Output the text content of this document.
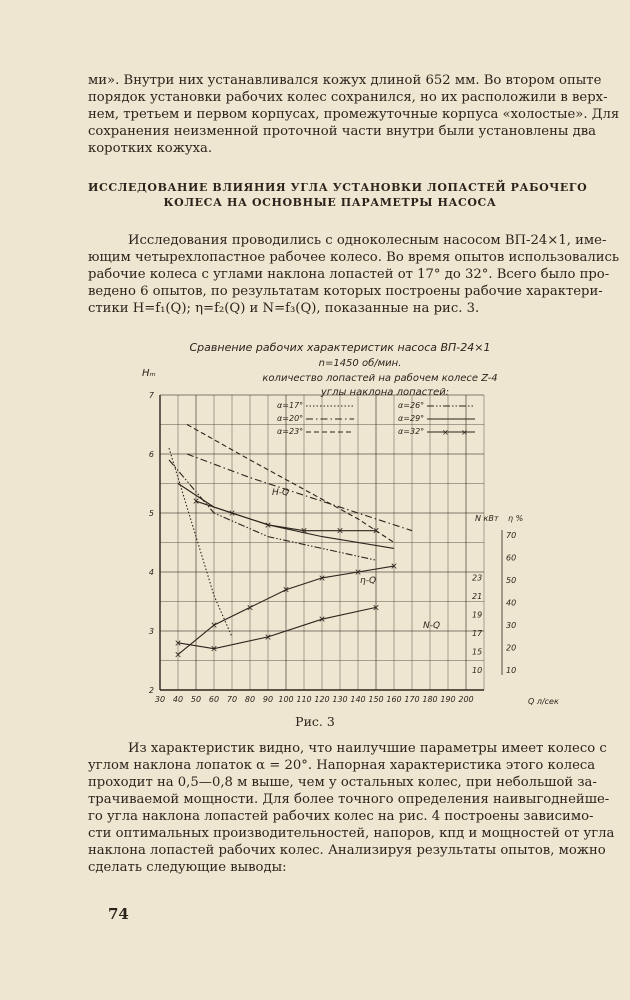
ми». Внутри них устанавливался кожух длиной 652 мм. Во втором опыте
порядок установки рабочих колес сохранился, но их расположили в верх-
нем, третьем и первом корпусах, промежуточные корпуса «холостые». Для
сохранения неизменной проточной части внутри были установлены два
коротких кожуха.
ИССЛЕДОВАНИЕ ВЛИЯНИЯ УГЛА УСТАНОВКИ ЛОПАСТЕЙ РАБОЧЕГО
КОЛЕСА НА ОСНОВНЫЕ ПАРАМЕТРЫ НАСОСА
Исследования проводились с одноколесным насосом ВП-24×1, име-
ющим четырехлопастное рабочее колесо. Во время опытов использовались
рабочие колеса с углами наклона лопастей от 17° до 32°. Всего было про-
ведено 6 опытов, по результатам которых построены рабочие характери-
стики H=f₁(Q); η=f₂(Q) и N=f₃(Q), показанные на рис. 3.
×
×
×
×	×	×
×
×
×
×
×
×
×
×
×
×
×
×
30 40 50 60 70 80 90 100 110 120 130 140 150 160 170 180 190 200
2
3
4
5
6
7
10
15
17
19
21
23
10
20
30
40
50
60
70
Сравнение рабочих характеристик насоса ВП-24×1
n=1450 об/мин.
количество лопастей на рабочем колесе Z-4
углы наклона лопастей:
Hₘ
N кВт η %
Q л/сек
H-Q
η-Q
N-Q
α=17°
α=20°
α=23°
α=26°
α=29°
α=32° × ×
Рис. 3
Из характеристик видно, что наилучшие параметры имеет колесо с
углом наклона лопаток α = 20°. Напорная характеристика этого колеса
проходит на 0,5—0,8 м выше, чем у остальных колес, при небольшой за-
трачиваемой мощности. Для более точного определения наивыгоднейше-
го угла наклона лопастей рабочих колес на рис. 4 построены зависимо-
сти оптимальных производительностей, напоров, кпд и мощностей от угла
наклона лопастей рабочих колес. Анализируя результаты опытов, можно
сделать следующие выводы:
74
——————————
**What to produce**. The records above are to be reproduced exactly; the pictures are to be left out.

**Solution to the exercise**.
Output the text content of this document.
ми». Внутри них устанавливался кожух длиной 652 мм. Во втором опыте
порядок установки рабочих колес сохранился, но их расположили в верх-
нем, третьем и первом корпусах, промежуточные корпуса «холостые». Для
сохранения неизменной проточной части внутри были установлены два
коротких кожуха.
ИССЛЕДОВАНИЕ ВЛИЯНИЯ УГЛА УСТАНОВКИ ЛОПАСТЕЙ РАБОЧЕГО
КОЛЕСА НА ОСНОВНЫЕ ПАРАМЕТРЫ НАСОСА
Исследования проводились с одноколесным насосом ВП-24×1, име-
ющим четырехлопастное рабочее колесо. Во время опытов использовались
рабочие колеса с углами наклона лопастей от 17° до 32°. Всего было про-
ведено 6 опытов, по результатам которых построены рабочие характери-
стики H=f₁(Q); η=f₂(Q) и N=f₃(Q), показанные на рис. 3.
×
×
×
×	×	×
×
×
×
×
×
×
×
×
×
×
×
×
30 40 50 60 70 80 90 100 110 120 130 140 150 160 170 180 190 200
2
3
4
5
6
7
10
15
17
19
21
23
10
20
30
40
50
60
70
Сравнение рабочих характеристик насоса ВП-24×1
n=1450 об/мин.
количество лопастей на рабочем колесе Z-4
углы наклона лопастей:
Hₘ
N кВт η %
Q л/сек
H-Q
η-Q
N-Q
α=17°
α=20°
α=23°
α=26°
α=29°
α=32° × ×
Рис. 3
Из характеристик видно, что наилучшие параметры имеет колесо с
углом наклона лопаток α = 20°. Напорная характеристика этого колеса
проходит на 0,5—0,8 м выше, чем у остальных колес, при небольшой за-
трачиваемой мощности. Для более точного определения наивыгоднейше-
го угла наклона лопастей рабочих колес на рис. 4 построены зависимо-
сти оптимальных производительностей, напоров, кпд и мощностей от угла
наклона лопастей рабочих колес. Анализируя результаты опытов, можно
сделать следующие выводы:
74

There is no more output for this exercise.